- Stated exercise: Reproduce the material in full, exactly as written.

[BEGIN Data entries]

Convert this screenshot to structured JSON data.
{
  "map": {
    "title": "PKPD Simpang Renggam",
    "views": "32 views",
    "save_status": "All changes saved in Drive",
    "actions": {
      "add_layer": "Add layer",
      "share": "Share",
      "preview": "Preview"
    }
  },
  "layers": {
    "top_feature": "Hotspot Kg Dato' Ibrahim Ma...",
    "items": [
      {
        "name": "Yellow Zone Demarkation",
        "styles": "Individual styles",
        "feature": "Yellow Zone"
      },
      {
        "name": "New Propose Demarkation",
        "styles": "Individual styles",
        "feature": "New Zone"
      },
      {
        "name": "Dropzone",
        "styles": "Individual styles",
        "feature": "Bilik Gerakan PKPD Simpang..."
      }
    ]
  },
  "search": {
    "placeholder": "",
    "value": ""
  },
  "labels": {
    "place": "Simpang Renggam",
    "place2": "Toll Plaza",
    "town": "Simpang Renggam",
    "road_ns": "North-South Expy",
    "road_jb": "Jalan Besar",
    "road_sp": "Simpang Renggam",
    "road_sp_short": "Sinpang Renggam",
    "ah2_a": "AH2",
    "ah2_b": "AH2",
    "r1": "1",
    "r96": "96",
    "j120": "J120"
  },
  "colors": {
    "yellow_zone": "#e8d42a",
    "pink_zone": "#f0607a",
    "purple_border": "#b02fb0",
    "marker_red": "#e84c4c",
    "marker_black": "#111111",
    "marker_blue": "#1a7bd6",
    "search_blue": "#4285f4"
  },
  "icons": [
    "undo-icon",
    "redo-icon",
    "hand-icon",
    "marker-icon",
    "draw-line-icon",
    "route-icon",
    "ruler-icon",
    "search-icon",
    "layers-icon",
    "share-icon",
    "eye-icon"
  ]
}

[END Data entries]

- Result of the task:
Convert this screenshot to structured JSON data.
{
  "map": {
    "title": "PKPD Simpang Renggam",
    "views": "32 views",
    "save_status": "All changes saved in Drive",
    "actions": {
      "add_layer": "Add layer",
      "share": "Share",
      "preview": "Preview"
    }
  },
  "layers": {
    "top_feature": "Hotspot Kg Dato' Ibrahim Ma...",
    "items": [
      {
        "name": "Yellow Zone Demarkation",
        "styles": "Individual styles",
        "feature": "Yellow Zone"
      },
      {
        "name": "New Propose Demarkation",
        "styles": "Individual styles",
        "feature": "New Zone"
      },
      {
        "name": "Dropzone",
        "styles": "Individual styles",
        "feature": "Bilik Gerakan PKPD Simpang..."
      }
    ]
  },
  "search": {
    "placeholder": "",
    "value": ""
  },
  "labels": {
    "place": "Simpang Renggam",
    "place2": "Toll Plaza",
    "town": "Simpang Renggam",
    "road_ns": "North-South Expy",
    "road_jb": "Jalan Besar",
    "road_sp": "Simpang Renggam",
    "road_sp_short": "Sinpang Renggam",
    "ah2_a": "AH2",
    "ah2_b": "AH2",
    "r1": "1",
    "r96": "96",
    "j120": "J120"
  },
  "colors": {
    "yellow_zone": "#e8d42a",
    "pink_zone": "#f0607a",
    "purple_border": "#b02fb0",
    "marker_red": "#e84c4c",
    "marker_black": "#111111",
    "marker_blue": "#1a7bd6",
    "search_blue": "#4285f4"
  },
  "icons": [
    "undo-icon",
    "redo-icon",
    "hand-icon",
    "marker-icon",
    "draw-line-icon",
    "route-icon",
    "ruler-icon",
    "search-icon",
    "layers-icon",
    "share-icon",
    "eye-icon"
  ]
}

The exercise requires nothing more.